▶ Available records
++++++
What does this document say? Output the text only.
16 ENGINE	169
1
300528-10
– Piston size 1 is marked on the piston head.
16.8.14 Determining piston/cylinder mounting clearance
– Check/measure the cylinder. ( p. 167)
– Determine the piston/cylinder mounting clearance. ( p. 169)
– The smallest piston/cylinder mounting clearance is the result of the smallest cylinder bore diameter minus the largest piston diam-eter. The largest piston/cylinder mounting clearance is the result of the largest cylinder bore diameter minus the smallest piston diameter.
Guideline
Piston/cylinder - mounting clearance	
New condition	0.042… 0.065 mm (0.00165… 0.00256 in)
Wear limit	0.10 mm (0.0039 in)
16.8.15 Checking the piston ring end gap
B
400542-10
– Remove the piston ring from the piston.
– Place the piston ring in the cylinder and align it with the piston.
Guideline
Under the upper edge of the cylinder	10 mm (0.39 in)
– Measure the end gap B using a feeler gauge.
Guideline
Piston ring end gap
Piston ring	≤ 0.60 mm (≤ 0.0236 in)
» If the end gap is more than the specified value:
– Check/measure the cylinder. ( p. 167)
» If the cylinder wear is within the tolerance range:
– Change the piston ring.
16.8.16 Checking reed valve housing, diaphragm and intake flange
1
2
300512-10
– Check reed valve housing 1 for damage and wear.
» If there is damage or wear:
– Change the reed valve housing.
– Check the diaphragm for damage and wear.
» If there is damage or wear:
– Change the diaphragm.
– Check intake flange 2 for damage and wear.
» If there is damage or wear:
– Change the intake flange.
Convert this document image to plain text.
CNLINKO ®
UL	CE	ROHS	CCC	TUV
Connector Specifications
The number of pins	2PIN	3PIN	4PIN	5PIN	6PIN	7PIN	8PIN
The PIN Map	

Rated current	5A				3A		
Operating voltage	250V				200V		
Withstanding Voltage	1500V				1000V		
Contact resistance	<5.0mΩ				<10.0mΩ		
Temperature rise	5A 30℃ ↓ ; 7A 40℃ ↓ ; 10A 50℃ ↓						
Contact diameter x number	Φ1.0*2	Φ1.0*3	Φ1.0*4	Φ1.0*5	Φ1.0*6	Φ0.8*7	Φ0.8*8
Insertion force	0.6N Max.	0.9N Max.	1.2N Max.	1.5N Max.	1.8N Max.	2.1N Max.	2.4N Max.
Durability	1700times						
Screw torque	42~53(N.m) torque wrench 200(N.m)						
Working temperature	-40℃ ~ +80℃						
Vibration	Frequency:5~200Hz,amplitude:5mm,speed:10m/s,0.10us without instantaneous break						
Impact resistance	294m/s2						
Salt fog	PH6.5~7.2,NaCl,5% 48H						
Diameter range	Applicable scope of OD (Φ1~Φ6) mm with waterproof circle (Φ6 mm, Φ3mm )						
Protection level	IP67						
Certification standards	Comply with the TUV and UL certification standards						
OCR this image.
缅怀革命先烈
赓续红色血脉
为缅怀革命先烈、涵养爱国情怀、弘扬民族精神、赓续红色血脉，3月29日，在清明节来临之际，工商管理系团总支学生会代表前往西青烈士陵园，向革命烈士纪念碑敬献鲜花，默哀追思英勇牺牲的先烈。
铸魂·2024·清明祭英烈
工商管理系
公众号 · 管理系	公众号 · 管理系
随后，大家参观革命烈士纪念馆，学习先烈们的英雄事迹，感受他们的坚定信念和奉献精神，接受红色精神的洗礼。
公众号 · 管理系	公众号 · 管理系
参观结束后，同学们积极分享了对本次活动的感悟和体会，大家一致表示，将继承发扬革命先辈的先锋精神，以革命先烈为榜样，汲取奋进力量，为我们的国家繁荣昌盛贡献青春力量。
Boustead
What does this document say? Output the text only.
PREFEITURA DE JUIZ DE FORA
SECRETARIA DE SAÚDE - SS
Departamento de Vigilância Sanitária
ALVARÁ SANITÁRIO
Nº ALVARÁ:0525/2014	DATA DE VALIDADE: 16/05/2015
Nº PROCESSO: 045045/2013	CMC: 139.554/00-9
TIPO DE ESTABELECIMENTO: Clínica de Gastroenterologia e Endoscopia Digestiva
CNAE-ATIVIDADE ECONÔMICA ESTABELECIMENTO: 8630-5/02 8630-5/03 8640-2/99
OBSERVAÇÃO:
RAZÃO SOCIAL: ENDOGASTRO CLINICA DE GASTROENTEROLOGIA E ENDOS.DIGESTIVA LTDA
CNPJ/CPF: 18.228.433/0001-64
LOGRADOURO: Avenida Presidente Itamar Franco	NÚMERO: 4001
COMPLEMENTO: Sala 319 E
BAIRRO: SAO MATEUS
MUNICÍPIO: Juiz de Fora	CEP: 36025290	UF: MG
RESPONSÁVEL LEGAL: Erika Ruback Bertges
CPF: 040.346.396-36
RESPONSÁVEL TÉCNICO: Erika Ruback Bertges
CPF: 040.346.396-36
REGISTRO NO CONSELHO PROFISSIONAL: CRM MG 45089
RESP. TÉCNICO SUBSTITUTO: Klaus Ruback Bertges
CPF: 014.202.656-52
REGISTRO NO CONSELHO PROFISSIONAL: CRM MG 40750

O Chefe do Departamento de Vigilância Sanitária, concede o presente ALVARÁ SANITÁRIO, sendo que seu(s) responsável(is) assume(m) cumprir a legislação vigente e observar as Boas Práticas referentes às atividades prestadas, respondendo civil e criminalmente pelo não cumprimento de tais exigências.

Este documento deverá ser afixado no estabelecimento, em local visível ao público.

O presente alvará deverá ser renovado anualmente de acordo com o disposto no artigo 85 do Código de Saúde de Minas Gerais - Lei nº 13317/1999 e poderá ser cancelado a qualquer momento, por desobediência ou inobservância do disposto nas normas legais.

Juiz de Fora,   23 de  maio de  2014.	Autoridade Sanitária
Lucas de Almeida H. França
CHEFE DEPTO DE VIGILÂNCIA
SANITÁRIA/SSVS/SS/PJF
++++++
▶ Goal
Each line of the material should be duplicated exactly, please.

▶ Answer to this problem
What does this document say? Output the text only.
16 ENGINE	169
1
300528-10
– Piston size 1 is marked on the piston head.
16.8.14 Determining piston/cylinder mounting clearance
– Check/measure the cylinder. ( p. 167)
– Determine the piston/cylinder mounting clearance. ( p. 169)
– The smallest piston/cylinder mounting clearance is the result of the smallest cylinder bore diameter minus the largest piston diam-eter. The largest piston/cylinder mounting clearance is the result of the largest cylinder bore diameter minus the smallest piston diameter.
Guideline
Piston/cylinder - mounting clearance	
New condition	0.042… 0.065 mm (0.00165… 0.00256 in)
Wear limit	0.10 mm (0.0039 in)
16.8.15 Checking the piston ring end gap
B
400542-10
– Remove the piston ring from the piston.
– Place the piston ring in the cylinder and align it with the piston.
Guideline
Under the upper edge of the cylinder	10 mm (0.39 in)
– Measure the end gap B using a feeler gauge.
Guideline
Piston ring end gap
Piston ring	≤ 0.60 mm (≤ 0.0236 in)
» If the end gap is more than the specified value:
– Check/measure the cylinder. ( p. 167)
» If the cylinder wear is within the tolerance range:
– Change the piston ring.
16.8.16 Checking reed valve housing, diaphragm and intake flange
1
2
300512-10
– Check reed valve housing 1 for damage and wear.
» If there is damage or wear:
– Change the reed valve housing.
– Check the diaphragm for damage and wear.
» If there is damage or wear:
– Change the diaphragm.
– Check intake flange 2 for damage and wear.
» If there is damage or wear:
– Change the intake flange.
Convert this document image to plain text.
CNLINKO ®
UL	CE	ROHS	CCC	TUV
Connector Specifications
The number of pins	2PIN	3PIN	4PIN	5PIN	6PIN	7PIN	8PIN
The PIN Map	

Rated current	5A				3A		
Operating voltage	250V				200V		
Withstanding Voltage	1500V				1000V		
Contact resistance	<5.0mΩ				<10.0mΩ		
Temperature rise	5A 30℃ ↓ ; 7A 40℃ ↓ ; 10A 50℃ ↓						
Contact diameter x number	Φ1.0*2	Φ1.0*3	Φ1.0*4	Φ1.0*5	Φ1.0*6	Φ0.8*7	Φ0.8*8
Insertion force	0.6N Max.	0.9N Max.	1.2N Max.	1.5N Max.	1.8N Max.	2.1N Max.	2.4N Max.
Durability	1700times						
Screw torque	42~53(N.m) torque wrench 200(N.m)						
Working temperature	-40℃ ~ +80℃						
Vibration	Frequency:5~200Hz,amplitude:5mm,speed:10m/s,0.10us without instantaneous break						
Impact resistance	294m/s2						
Salt fog	PH6.5~7.2,NaCl,5% 48H						
Diameter range	Applicable scope of OD (Φ1~Φ6) mm with waterproof circle (Φ6 mm, Φ3mm )						
Protection level	IP67						
Certification standards	Comply with the TUV and UL certification standards						
OCR this image.
缅怀革命先烈
赓续红色血脉
为缅怀革命先烈、涵养爱国情怀、弘扬民族精神、赓续红色血脉，3月29日，在清明节来临之际，工商管理系团总支学生会代表前往西青烈士陵园，向革命烈士纪念碑敬献鲜花，默哀追思英勇牺牲的先烈。
铸魂·2024·清明祭英烈
工商管理系
公众号 · 管理系	公众号 · 管理系
随后，大家参观革命烈士纪念馆，学习先烈们的英雄事迹，感受他们的坚定信念和奉献精神，接受红色精神的洗礼。
公众号 · 管理系	公众号 · 管理系
参观结束后，同学们积极分享了对本次活动的感悟和体会，大家一致表示，将继承发扬革命先辈的先锋精神，以革命先烈为榜样，汲取奋进力量，为我们的国家繁荣昌盛贡献青春力量。
Boustead
What does this document say? Output the text only.
PREFEITURA DE JUIZ DE FORA
SECRETARIA DE SAÚDE - SS
Departamento de Vigilância Sanitária
ALVARÁ SANITÁRIO
Nº ALVARÁ:0525/2014	DATA DE VALIDADE: 16/05/2015
Nº PROCESSO: 045045/2013	CMC: 139.554/00-9
TIPO DE ESTABELECIMENTO: Clínica de Gastroenterologia e Endoscopia Digestiva
CNAE-ATIVIDADE ECONÔMICA ESTABELECIMENTO: 8630-5/02 8630-5/03 8640-2/99
OBSERVAÇÃO:
RAZÃO SOCIAL: ENDOGASTRO CLINICA DE GASTROENTEROLOGIA E ENDOS.DIGESTIVA LTDA
CNPJ/CPF: 18.228.433/0001-64
LOGRADOURO: Avenida Presidente Itamar Franco	NÚMERO: 4001
COMPLEMENTO: Sala 319 E
BAIRRO: SAO MATEUS
MUNICÍPIO: Juiz de Fora	CEP: 36025290	UF: MG
RESPONSÁVEL LEGAL: Erika Ruback Bertges
CPF: 040.346.396-36
RESPONSÁVEL TÉCNICO: Erika Ruback Bertges
CPF: 040.346.396-36
REGISTRO NO CONSELHO PROFISSIONAL: CRM MG 45089
RESP. TÉCNICO SUBSTITUTO: Klaus Ruback Bertges
CPF: 014.202.656-52
REGISTRO NO CONSELHO PROFISSIONAL: CRM MG 40750

O Chefe do Departamento de Vigilância Sanitária, concede o presente ALVARÁ SANITÁRIO, sendo que seu(s) responsável(is) assume(m) cumprir a legislação vigente e observar as Boas Práticas referentes às atividades prestadas, respondendo civil e criminalmente pelo não cumprimento de tais exigências.

Este documento deverá ser afixado no estabelecimento, em local visível ao público.

O presente alvará deverá ser renovado anualmente de acordo com o disposto no artigo 85 do Código de Saúde de Minas Gerais - Lei nº 13317/1999 e poderá ser cancelado a qualquer momento, por desobediência ou inobservância do disposto nas normas legais.

Juiz de Fora,   23 de  maio de  2014.	Autoridade Sanitária
Lucas de Almeida H. França
CHEFE DEPTO DE VIGILÂNCIA
SANITÁRIA/SSVS/SS/PJF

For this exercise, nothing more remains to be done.